- TASK OBJECTIVE
Repeat the listing in full, word for word.

- MATERIAL FOR THIS TASK
** start **

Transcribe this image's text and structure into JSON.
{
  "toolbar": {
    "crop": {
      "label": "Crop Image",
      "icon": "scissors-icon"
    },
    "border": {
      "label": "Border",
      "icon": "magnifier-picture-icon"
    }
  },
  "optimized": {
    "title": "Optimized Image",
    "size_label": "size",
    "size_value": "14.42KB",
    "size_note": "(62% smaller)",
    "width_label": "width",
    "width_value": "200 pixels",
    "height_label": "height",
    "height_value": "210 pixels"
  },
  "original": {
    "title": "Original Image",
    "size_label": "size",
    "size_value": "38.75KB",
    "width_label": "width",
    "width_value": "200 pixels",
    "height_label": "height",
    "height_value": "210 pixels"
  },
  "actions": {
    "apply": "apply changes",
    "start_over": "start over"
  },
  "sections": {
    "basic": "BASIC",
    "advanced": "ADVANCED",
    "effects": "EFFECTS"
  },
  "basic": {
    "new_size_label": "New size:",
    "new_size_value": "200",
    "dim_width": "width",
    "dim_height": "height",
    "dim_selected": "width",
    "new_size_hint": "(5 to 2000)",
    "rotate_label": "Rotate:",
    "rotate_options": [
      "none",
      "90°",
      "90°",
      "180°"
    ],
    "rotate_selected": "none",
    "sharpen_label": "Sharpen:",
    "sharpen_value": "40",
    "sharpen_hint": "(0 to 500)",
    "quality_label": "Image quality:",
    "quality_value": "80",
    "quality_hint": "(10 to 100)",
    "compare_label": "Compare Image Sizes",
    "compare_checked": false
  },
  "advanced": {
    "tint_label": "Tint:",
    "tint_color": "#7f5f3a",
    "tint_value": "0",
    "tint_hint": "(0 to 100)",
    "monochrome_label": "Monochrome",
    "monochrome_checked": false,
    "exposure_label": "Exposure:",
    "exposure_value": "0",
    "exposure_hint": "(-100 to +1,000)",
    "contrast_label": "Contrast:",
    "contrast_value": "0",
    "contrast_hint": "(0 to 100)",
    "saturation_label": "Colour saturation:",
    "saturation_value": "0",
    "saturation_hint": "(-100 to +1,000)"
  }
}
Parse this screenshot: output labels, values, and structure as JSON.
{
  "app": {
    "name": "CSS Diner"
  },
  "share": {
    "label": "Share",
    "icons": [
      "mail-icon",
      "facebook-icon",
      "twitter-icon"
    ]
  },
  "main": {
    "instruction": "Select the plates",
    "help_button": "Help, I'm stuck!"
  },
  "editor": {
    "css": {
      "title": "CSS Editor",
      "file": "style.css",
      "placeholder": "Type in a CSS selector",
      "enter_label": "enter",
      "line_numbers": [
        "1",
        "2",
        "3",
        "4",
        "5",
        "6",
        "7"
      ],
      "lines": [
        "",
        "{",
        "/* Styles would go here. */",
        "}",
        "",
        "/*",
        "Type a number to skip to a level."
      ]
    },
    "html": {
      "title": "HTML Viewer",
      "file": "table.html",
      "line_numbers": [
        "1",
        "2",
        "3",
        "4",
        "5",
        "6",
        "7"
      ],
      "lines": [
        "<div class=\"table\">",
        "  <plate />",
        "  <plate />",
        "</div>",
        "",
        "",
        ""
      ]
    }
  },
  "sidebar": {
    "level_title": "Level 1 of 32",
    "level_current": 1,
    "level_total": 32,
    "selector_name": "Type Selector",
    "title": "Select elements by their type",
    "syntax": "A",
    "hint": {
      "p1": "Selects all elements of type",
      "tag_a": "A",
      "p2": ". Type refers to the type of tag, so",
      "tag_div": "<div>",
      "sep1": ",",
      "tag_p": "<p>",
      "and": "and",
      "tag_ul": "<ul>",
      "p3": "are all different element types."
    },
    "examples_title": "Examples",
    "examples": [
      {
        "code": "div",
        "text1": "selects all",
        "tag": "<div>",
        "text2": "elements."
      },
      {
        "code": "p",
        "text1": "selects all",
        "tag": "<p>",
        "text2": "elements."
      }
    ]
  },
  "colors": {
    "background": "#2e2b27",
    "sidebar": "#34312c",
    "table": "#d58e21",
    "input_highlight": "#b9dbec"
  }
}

** end **

- ANSWER IN FULL
Transcribe this image's text and structure into JSON.
{
  "toolbar": {
    "crop": {
      "label": "Crop Image",
      "icon": "scissors-icon"
    },
    "border": {
      "label": "Border",
      "icon": "magnifier-picture-icon"
    }
  },
  "optimized": {
    "title": "Optimized Image",
    "size_label": "size",
    "size_value": "14.42KB",
    "size_note": "(62% smaller)",
    "width_label": "width",
    "width_value": "200 pixels",
    "height_label": "height",
    "height_value": "210 pixels"
  },
  "original": {
    "title": "Original Image",
    "size_label": "size",
    "size_value": "38.75KB",
    "width_label": "width",
    "width_value": "200 pixels",
    "height_label": "height",
    "height_value": "210 pixels"
  },
  "actions": {
    "apply": "apply changes",
    "start_over": "start over"
  },
  "sections": {
    "basic": "BASIC",
    "advanced": "ADVANCED",
    "effects": "EFFECTS"
  },
  "basic": {
    "new_size_label": "New size:",
    "new_size_value": "200",
    "dim_width": "width",
    "dim_height": "height",
    "dim_selected": "width",
    "new_size_hint": "(5 to 2000)",
    "rotate_label": "Rotate:",
    "rotate_options": [
      "none",
      "90°",
      "90°",
      "180°"
    ],
    "rotate_selected": "none",
    "sharpen_label": "Sharpen:",
    "sharpen_value": "40",
    "sharpen_hint": "(0 to 500)",
    "quality_label": "Image quality:",
    "quality_value": "80",
    "quality_hint": "(10 to 100)",
    "compare_label": "Compare Image Sizes",
    "compare_checked": false
  },
  "advanced": {
    "tint_label": "Tint:",
    "tint_color": "#7f5f3a",
    "tint_value": "0",
    "tint_hint": "(0 to 100)",
    "monochrome_label": "Monochrome",
    "monochrome_checked": false,
    "exposure_label": "Exposure:",
    "exposure_value": "0",
    "exposure_hint": "(-100 to +1,000)",
    "contrast_label": "Contrast:",
    "contrast_value": "0",
    "contrast_hint": "(0 to 100)",
    "saturation_label": "Colour saturation:",
    "saturation_value": "0",
    "saturation_hint": "(-100 to +1,000)"
  }
}
Parse this screenshot: output labels, values, and structure as JSON.
{
  "app": {
    "name": "CSS Diner"
  },
  "share": {
    "label": "Share",
    "icons": [
      "mail-icon",
      "facebook-icon",
      "twitter-icon"
    ]
  },
  "main": {
    "instruction": "Select the plates",
    "help_button": "Help, I'm stuck!"
  },
  "editor": {
    "css": {
      "title": "CSS Editor",
      "file": "style.css",
      "placeholder": "Type in a CSS selector",
      "enter_label": "enter",
      "line_numbers": [
        "1",
        "2",
        "3",
        "4",
        "5",
        "6",
        "7"
      ],
      "lines": [
        "",
        "{",
        "/* Styles would go here. */",
        "}",
        "",
        "/*",
        "Type a number to skip to a level."
      ]
    },
    "html": {
      "title": "HTML Viewer",
      "file": "table.html",
      "line_numbers": [
        "1",
        "2",
        "3",
        "4",
        "5",
        "6",
        "7"
      ],
      "lines": [
        "<div class=\"table\">",
        "  <plate />",
        "  <plate />",
        "</div>",
        "",
        "",
        ""
      ]
    }
  },
  "sidebar": {
    "level_title": "Level 1 of 32",
    "level_current": 1,
    "level_total": 32,
    "selector_name": "Type Selector",
    "title": "Select elements by their type",
    "syntax": "A",
    "hint": {
      "p1": "Selects all elements of type",
      "tag_a": "A",
      "p2": ". Type refers to the type of tag, so",
      "tag_div": "<div>",
      "sep1": ",",
      "tag_p": "<p>",
      "and": "and",
      "tag_ul": "<ul>",
      "p3": "are all different element types."
    },
    "examples_title": "Examples",
    "examples": [
      {
        "code": "div",
        "text1": "selects all",
        "tag": "<div>",
        "text2": "elements."
      },
      {
        "code": "p",
        "text1": "selects all",
        "tag": "<p>",
        "text2": "elements."
      }
    ]
  },
  "colors": {
    "background": "#2e2b27",
    "sidebar": "#34312c",
    "table": "#d58e21",
    "input_highlight": "#b9dbec"
  }
}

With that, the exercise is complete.